# [To do]
The word "subtitle" turns up on some lines of this data; say how many, and give no other text.

Document understanding data:

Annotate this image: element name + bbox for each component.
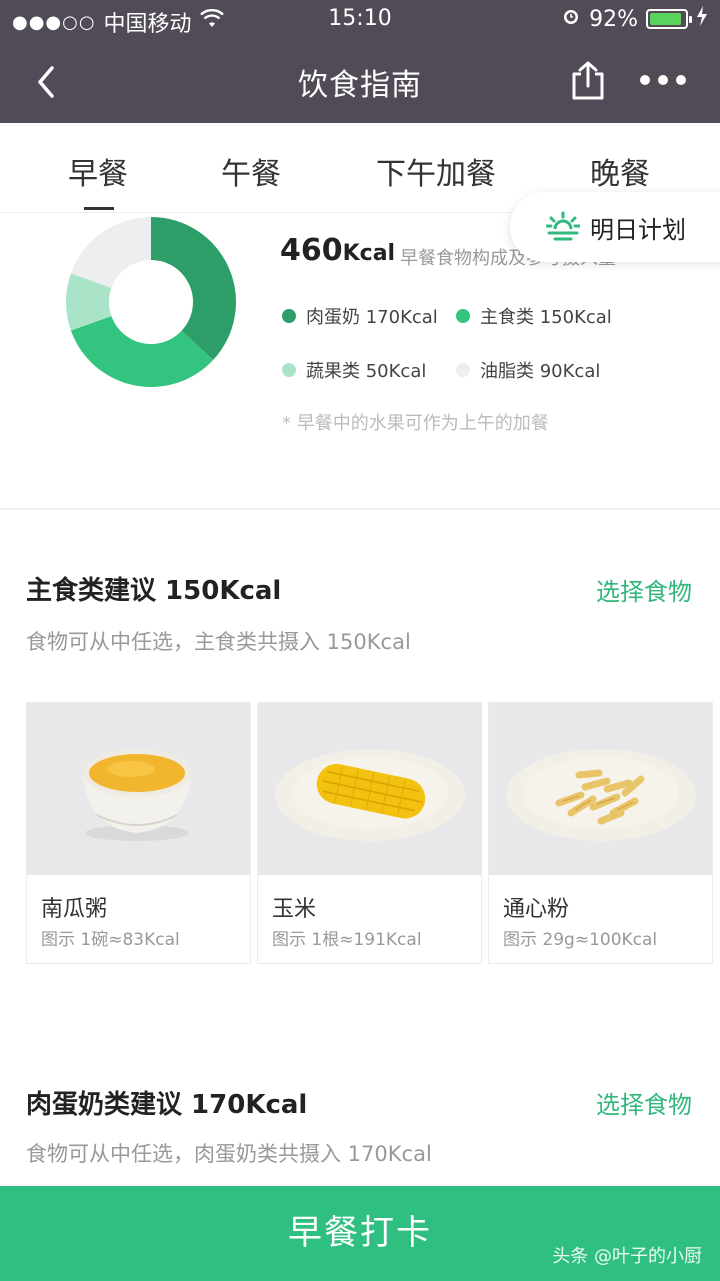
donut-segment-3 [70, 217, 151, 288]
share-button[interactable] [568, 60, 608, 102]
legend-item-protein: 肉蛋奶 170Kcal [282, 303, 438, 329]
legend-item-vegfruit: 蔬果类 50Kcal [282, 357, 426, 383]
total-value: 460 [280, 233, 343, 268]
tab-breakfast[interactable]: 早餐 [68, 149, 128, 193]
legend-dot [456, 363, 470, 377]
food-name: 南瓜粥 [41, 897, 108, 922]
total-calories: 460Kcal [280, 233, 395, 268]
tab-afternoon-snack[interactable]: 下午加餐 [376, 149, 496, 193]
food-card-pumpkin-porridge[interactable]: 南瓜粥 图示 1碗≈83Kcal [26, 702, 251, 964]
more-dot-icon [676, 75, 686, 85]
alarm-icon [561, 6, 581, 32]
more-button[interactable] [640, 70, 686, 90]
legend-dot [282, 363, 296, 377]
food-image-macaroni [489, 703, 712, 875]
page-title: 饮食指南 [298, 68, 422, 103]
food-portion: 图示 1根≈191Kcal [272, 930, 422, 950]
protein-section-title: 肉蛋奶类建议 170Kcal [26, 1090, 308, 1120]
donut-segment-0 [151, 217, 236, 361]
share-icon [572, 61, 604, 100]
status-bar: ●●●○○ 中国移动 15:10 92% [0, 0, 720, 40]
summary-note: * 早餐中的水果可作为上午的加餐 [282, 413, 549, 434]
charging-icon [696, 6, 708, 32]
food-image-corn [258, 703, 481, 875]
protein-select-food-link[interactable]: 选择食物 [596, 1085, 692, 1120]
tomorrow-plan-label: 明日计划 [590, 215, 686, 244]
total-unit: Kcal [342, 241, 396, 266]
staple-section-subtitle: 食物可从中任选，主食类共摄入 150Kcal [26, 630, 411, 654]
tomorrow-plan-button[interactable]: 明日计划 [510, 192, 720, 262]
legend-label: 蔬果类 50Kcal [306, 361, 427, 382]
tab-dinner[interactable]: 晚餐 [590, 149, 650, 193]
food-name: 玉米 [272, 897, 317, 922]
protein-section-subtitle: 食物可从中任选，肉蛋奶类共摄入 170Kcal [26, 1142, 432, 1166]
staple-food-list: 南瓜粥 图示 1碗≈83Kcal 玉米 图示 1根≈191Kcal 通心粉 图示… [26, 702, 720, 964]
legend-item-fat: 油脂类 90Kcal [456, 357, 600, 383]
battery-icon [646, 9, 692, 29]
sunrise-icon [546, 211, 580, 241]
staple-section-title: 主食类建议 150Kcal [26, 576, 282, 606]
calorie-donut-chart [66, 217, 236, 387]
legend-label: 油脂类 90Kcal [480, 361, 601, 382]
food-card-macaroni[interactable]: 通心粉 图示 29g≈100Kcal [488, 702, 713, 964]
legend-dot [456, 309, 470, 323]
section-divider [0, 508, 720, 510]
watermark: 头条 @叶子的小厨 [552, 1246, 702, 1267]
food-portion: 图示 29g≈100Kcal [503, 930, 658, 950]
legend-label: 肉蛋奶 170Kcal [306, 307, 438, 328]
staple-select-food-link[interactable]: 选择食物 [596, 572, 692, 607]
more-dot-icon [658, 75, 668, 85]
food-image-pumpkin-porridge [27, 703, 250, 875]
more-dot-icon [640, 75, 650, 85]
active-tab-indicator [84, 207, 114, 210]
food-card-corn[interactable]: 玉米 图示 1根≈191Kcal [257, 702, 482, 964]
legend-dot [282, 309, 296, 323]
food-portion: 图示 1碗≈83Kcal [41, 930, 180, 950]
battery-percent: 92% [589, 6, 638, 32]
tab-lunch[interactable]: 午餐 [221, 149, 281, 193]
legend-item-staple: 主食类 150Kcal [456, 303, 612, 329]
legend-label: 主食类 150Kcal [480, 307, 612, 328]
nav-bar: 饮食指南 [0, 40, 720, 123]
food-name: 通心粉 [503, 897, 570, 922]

# [Task solution]
2